Input rows —
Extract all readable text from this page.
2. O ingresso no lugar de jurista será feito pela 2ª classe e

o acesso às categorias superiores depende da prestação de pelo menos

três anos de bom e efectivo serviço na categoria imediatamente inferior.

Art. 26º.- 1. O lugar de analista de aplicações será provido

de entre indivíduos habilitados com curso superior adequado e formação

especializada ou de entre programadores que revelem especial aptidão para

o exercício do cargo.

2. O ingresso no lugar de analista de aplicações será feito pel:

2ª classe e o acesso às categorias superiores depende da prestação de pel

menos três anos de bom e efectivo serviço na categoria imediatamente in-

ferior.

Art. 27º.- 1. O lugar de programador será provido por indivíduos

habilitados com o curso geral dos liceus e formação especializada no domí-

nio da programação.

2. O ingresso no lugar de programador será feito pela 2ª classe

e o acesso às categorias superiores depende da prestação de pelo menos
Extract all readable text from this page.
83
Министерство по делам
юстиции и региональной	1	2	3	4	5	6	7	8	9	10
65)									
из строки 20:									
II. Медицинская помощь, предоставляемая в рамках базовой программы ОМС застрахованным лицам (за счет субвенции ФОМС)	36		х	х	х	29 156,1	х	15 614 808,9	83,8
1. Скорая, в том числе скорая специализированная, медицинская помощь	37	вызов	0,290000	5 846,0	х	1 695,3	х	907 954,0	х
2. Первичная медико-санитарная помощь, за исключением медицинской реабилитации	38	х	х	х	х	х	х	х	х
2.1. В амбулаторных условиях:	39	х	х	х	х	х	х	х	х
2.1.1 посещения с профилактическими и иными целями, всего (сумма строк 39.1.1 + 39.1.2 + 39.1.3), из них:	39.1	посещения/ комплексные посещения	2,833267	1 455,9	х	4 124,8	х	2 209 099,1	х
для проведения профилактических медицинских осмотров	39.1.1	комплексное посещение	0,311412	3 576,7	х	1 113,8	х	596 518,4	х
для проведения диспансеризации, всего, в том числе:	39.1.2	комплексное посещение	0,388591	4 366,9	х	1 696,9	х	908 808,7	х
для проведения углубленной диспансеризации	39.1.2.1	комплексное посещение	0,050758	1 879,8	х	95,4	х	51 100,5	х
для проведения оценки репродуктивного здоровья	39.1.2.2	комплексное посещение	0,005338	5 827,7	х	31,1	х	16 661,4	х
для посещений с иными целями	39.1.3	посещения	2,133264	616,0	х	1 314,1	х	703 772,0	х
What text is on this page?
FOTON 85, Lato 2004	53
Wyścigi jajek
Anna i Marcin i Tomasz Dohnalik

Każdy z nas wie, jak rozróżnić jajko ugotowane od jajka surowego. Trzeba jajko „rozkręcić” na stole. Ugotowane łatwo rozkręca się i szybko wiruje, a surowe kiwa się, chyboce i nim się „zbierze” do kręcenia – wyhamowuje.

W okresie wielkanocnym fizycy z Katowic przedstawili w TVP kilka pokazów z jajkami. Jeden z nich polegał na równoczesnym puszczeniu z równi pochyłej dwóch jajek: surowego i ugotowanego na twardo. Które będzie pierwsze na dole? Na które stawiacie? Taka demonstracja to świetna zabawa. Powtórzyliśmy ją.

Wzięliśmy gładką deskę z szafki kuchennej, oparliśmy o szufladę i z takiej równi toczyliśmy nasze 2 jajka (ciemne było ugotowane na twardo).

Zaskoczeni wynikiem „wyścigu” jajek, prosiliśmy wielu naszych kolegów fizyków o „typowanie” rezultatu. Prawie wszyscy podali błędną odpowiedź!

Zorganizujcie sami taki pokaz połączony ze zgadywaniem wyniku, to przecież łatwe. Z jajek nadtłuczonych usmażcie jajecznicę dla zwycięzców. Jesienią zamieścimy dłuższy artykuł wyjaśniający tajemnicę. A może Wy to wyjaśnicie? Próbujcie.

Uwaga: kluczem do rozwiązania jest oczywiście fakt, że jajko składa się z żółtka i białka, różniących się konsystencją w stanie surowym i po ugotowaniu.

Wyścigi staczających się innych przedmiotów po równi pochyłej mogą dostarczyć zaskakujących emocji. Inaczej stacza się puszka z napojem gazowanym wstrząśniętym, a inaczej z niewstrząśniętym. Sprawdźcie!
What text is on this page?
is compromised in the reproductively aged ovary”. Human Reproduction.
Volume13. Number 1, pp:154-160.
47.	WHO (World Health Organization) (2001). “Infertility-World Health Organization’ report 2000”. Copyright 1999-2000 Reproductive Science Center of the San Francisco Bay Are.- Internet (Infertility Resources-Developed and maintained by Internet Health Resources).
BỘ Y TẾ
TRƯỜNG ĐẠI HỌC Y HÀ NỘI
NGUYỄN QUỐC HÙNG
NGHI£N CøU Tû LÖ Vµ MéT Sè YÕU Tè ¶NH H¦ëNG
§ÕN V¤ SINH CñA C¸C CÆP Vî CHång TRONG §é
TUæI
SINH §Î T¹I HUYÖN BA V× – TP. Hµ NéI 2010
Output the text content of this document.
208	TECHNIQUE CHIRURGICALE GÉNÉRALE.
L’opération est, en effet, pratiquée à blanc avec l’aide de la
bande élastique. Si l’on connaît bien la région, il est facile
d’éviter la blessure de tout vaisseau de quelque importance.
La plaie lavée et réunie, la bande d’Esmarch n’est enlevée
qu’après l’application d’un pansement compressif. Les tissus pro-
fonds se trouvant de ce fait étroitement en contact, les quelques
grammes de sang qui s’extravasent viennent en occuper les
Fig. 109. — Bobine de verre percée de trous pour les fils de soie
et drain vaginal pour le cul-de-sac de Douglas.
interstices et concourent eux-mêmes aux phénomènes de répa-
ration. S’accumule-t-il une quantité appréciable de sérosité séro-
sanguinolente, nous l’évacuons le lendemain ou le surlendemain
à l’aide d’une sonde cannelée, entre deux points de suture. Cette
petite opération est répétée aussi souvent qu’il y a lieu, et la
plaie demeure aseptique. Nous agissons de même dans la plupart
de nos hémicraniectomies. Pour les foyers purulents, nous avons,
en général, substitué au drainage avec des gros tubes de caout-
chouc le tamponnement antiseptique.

Work to be completed — The records above should be restated word for word, please.

Problem solution —
Extract all readable text from this page.
2. O ingresso no lugar de jurista será feito pela 2ª classe e

o acesso às categorias superiores depende da prestação de pelo menos

três anos de bom e efectivo serviço na categoria imediatamente inferior.

Art. 26º.- 1. O lugar de analista de aplicações será provido

de entre indivíduos habilitados com curso superior adequado e formação

especializada ou de entre programadores que revelem especial aptidão para

o exercício do cargo.

2. O ingresso no lugar de analista de aplicações será feito pel:

2ª classe e o acesso às categorias superiores depende da prestação de pel

menos três anos de bom e efectivo serviço na categoria imediatamente in-

ferior.

Art. 27º.- 1. O lugar de programador será provido por indivíduos

habilitados com o curso geral dos liceus e formação especializada no domí-

nio da programação.

2. O ingresso no lugar de programador será feito pela 2ª classe

e o acesso às categorias superiores depende da prestação de pelo menos
Extract all readable text from this page.
83
Министерство по делам
юстиции и региональной	1	2	3	4	5	6	7	8	9	10
65)									
из строки 20:									
II. Медицинская помощь, предоставляемая в рамках базовой программы ОМС застрахованным лицам (за счет субвенции ФОМС)	36		х	х	х	29 156,1	х	15 614 808,9	83,8
1. Скорая, в том числе скорая специализированная, медицинская помощь	37	вызов	0,290000	5 846,0	х	1 695,3	х	907 954,0	х
2. Первичная медико-санитарная помощь, за исключением медицинской реабилитации	38	х	х	х	х	х	х	х	х
2.1. В амбулаторных условиях:	39	х	х	х	х	х	х	х	х
2.1.1 посещения с профилактическими и иными целями, всего (сумма строк 39.1.1 + 39.1.2 + 39.1.3), из них:	39.1	посещения/ комплексные посещения	2,833267	1 455,9	х	4 124,8	х	2 209 099,1	х
для проведения профилактических медицинских осмотров	39.1.1	комплексное посещение	0,311412	3 576,7	х	1 113,8	х	596 518,4	х
для проведения диспансеризации, всего, в том числе:	39.1.2	комплексное посещение	0,388591	4 366,9	х	1 696,9	х	908 808,7	х
для проведения углубленной диспансеризации	39.1.2.1	комплексное посещение	0,050758	1 879,8	х	95,4	х	51 100,5	х
для проведения оценки репродуктивного здоровья	39.1.2.2	комплексное посещение	0,005338	5 827,7	х	31,1	х	16 661,4	х
для посещений с иными целями	39.1.3	посещения	2,133264	616,0	х	1 314,1	х	703 772,0	х
What text is on this page?
FOTON 85, Lato 2004	53
Wyścigi jajek
Anna i Marcin i Tomasz Dohnalik

Każdy z nas wie, jak rozróżnić jajko ugotowane od jajka surowego. Trzeba jajko „rozkręcić” na stole. Ugotowane łatwo rozkręca się i szybko wiruje, a surowe kiwa się, chyboce i nim się „zbierze” do kręcenia – wyhamowuje.

W okresie wielkanocnym fizycy z Katowic przedstawili w TVP kilka pokazów z jajkami. Jeden z nich polegał na równoczesnym puszczeniu z równi pochyłej dwóch jajek: surowego i ugotowanego na twardo. Które będzie pierwsze na dole? Na które stawiacie? Taka demonstracja to świetna zabawa. Powtórzyliśmy ją.

Wzięliśmy gładką deskę z szafki kuchennej, oparliśmy o szufladę i z takiej równi toczyliśmy nasze 2 jajka (ciemne było ugotowane na twardo).

Zaskoczeni wynikiem „wyścigu” jajek, prosiliśmy wielu naszych kolegów fizyków o „typowanie” rezultatu. Prawie wszyscy podali błędną odpowiedź!

Zorganizujcie sami taki pokaz połączony ze zgadywaniem wyniku, to przecież łatwe. Z jajek nadtłuczonych usmażcie jajecznicę dla zwycięzców. Jesienią zamieścimy dłuższy artykuł wyjaśniający tajemnicę. A może Wy to wyjaśnicie? Próbujcie.

Uwaga: kluczem do rozwiązania jest oczywiście fakt, że jajko składa się z żółtka i białka, różniących się konsystencją w stanie surowym i po ugotowaniu.

Wyścigi staczających się innych przedmiotów po równi pochyłej mogą dostarczyć zaskakujących emocji. Inaczej stacza się puszka z napojem gazowanym wstrząśniętym, a inaczej z niewstrząśniętym. Sprawdźcie!
What text is on this page?
is compromised in the reproductively aged ovary”. Human Reproduction.
Volume13. Number 1, pp:154-160.
47.	WHO (World Health Organization) (2001). “Infertility-World Health Organization’ report 2000”. Copyright 1999-2000 Reproductive Science Center of the San Francisco Bay Are.- Internet (Infertility Resources-Developed and maintained by Internet Health Resources).
BỘ Y TẾ
TRƯỜNG ĐẠI HỌC Y HÀ NỘI
NGUYỄN QUỐC HÙNG
NGHI£N CøU Tû LÖ Vµ MéT Sè YÕU Tè ¶NH H¦ëNG
§ÕN V¤ SINH CñA C¸C CÆP Vî CHång TRONG §é
TUæI
SINH §Î T¹I HUYÖN BA V× – TP. Hµ NéI 2010
Output the text content of this document.
208	TECHNIQUE CHIRURGICALE GÉNÉRALE.
L’opération est, en effet, pratiquée à blanc avec l’aide de la
bande élastique. Si l’on connaît bien la région, il est facile
d’éviter la blessure de tout vaisseau de quelque importance.
La plaie lavée et réunie, la bande d’Esmarch n’est enlevée
qu’après l’application d’un pansement compressif. Les tissus pro-
fonds se trouvant de ce fait étroitement en contact, les quelques
grammes de sang qui s’extravasent viennent en occuper les
Fig. 109. — Bobine de verre percée de trous pour les fils de soie
et drain vaginal pour le cul-de-sac de Douglas.
interstices et concourent eux-mêmes aux phénomènes de répa-
ration. S’accumule-t-il une quantité appréciable de sérosité séro-
sanguinolente, nous l’évacuons le lendemain ou le surlendemain
à l’aide d’une sonde cannelée, entre deux points de suture. Cette
petite opération est répétée aussi souvent qu’il y a lieu, et la
plaie demeure aseptique. Nous agissons de même dans la plupart
de nos hémicraniectomies. Pour les foyers purulents, nous avons,
en général, substitué au drainage avec des gros tubes de caout-
chouc le tamponnement antiseptique.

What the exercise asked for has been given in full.